→ EXERCISE DESCRIPTION: Look through the material below. Copy each line that contains the string "this".

Records excerpted from a collection:
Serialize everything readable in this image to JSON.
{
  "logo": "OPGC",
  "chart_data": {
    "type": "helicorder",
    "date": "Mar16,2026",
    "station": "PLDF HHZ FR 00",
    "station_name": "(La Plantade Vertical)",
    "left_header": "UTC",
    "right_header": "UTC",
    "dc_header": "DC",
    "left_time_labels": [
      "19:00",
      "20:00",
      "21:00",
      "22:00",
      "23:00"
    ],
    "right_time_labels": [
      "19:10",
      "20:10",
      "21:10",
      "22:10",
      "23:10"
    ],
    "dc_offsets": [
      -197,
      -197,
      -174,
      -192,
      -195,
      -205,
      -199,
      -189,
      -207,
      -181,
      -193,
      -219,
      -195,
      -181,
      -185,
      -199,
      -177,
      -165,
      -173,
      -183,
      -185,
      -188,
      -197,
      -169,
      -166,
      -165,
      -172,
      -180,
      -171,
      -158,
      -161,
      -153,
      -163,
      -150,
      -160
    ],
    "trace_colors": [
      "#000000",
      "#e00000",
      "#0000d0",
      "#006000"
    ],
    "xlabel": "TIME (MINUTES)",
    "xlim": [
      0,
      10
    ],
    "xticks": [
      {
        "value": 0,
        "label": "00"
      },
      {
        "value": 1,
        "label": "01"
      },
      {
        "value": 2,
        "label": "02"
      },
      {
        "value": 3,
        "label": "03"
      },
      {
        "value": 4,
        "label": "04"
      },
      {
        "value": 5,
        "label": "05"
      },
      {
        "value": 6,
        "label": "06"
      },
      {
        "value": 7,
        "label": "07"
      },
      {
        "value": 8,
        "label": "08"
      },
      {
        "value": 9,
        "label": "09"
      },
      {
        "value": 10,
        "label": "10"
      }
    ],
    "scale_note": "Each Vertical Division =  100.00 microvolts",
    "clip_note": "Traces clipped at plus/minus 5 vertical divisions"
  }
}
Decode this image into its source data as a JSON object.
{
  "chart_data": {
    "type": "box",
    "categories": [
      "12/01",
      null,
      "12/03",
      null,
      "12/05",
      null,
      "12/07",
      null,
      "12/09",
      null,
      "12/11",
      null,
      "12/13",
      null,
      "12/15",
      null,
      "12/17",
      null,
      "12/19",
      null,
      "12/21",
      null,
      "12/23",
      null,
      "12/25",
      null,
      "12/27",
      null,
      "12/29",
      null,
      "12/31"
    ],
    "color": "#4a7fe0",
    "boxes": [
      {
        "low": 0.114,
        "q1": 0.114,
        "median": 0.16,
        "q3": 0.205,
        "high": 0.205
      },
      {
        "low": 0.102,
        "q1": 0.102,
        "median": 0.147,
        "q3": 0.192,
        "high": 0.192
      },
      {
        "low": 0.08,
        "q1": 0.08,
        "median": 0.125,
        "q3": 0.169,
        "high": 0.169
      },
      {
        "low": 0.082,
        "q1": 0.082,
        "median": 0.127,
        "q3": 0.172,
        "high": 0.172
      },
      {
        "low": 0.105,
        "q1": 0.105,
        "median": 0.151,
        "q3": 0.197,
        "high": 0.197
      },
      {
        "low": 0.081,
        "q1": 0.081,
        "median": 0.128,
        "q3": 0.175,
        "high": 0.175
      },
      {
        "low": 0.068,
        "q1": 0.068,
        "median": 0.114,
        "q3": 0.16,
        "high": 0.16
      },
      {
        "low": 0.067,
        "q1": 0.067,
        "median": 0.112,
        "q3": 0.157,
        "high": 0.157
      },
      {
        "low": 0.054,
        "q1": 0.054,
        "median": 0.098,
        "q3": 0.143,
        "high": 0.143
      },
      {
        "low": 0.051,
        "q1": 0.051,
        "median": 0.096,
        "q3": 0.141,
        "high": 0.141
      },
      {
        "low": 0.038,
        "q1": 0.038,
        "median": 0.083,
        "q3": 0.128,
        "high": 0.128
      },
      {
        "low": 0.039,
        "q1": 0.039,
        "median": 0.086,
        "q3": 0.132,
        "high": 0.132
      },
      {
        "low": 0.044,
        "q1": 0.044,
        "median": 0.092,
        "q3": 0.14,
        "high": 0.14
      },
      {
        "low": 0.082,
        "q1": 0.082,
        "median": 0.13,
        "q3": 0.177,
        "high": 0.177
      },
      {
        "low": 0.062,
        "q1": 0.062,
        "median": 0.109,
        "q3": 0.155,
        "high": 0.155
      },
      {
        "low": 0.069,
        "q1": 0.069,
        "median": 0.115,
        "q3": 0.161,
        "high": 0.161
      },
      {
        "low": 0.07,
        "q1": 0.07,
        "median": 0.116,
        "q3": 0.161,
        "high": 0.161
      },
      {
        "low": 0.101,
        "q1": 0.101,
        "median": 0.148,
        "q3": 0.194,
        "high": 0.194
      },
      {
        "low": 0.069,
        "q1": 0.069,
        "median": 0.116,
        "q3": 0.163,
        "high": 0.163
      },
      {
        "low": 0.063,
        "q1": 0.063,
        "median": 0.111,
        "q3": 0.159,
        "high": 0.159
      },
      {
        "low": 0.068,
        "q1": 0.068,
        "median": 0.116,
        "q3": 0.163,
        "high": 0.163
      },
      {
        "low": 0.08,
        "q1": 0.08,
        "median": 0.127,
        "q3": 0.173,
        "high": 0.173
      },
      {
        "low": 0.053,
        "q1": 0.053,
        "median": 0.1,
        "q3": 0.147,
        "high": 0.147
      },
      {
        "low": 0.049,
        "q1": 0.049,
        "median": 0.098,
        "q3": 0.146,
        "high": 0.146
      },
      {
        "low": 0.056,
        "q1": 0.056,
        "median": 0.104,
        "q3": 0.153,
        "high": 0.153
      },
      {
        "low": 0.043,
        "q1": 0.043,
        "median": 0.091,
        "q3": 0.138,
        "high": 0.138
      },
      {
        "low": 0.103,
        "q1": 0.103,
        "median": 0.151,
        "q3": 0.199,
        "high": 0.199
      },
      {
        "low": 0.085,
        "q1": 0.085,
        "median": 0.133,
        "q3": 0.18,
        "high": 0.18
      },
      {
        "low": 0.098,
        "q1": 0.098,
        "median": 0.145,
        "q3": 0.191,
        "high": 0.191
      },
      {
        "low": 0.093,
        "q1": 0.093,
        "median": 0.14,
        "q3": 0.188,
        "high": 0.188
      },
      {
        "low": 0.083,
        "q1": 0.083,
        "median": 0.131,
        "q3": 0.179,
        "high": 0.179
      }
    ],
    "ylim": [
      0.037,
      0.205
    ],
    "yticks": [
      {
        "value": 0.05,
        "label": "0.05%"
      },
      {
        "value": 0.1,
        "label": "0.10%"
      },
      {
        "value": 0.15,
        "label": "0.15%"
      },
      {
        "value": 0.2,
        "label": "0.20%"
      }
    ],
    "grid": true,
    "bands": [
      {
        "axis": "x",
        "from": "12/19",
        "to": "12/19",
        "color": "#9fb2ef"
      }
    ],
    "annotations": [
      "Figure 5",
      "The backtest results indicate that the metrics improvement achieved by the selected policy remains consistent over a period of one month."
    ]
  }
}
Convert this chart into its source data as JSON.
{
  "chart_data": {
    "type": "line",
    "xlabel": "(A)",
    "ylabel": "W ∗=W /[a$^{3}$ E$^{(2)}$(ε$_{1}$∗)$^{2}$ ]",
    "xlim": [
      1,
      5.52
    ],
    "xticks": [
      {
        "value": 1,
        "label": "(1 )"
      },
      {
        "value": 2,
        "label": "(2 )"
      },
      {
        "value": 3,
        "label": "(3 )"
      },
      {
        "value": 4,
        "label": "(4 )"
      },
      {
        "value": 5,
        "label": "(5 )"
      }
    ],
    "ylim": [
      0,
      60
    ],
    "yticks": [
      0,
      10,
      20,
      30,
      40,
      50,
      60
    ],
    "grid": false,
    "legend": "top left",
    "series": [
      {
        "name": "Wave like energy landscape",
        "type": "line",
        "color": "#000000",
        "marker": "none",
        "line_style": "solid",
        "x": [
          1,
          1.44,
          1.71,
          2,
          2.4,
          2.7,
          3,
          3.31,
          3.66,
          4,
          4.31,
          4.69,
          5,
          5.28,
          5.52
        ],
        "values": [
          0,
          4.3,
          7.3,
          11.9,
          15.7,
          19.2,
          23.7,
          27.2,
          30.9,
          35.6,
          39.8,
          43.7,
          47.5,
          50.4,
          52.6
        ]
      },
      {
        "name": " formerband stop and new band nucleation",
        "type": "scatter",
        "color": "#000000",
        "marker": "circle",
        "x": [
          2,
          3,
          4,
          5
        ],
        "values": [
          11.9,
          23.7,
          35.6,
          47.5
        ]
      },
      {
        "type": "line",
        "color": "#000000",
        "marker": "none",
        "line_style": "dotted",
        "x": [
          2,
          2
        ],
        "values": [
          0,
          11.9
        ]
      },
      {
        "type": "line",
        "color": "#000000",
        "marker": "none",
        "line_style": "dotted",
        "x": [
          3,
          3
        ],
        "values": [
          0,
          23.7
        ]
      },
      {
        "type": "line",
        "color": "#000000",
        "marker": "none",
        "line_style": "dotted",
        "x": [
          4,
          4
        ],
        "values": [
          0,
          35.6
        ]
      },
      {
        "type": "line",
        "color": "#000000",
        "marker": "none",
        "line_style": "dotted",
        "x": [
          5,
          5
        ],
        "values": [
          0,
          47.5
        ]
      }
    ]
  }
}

→ EXERCISE ANSWER:
Serialize everything readable in this image to JSON.
Decode this image into its source data as a JSON object.
Convert this chart into its source data as JSON.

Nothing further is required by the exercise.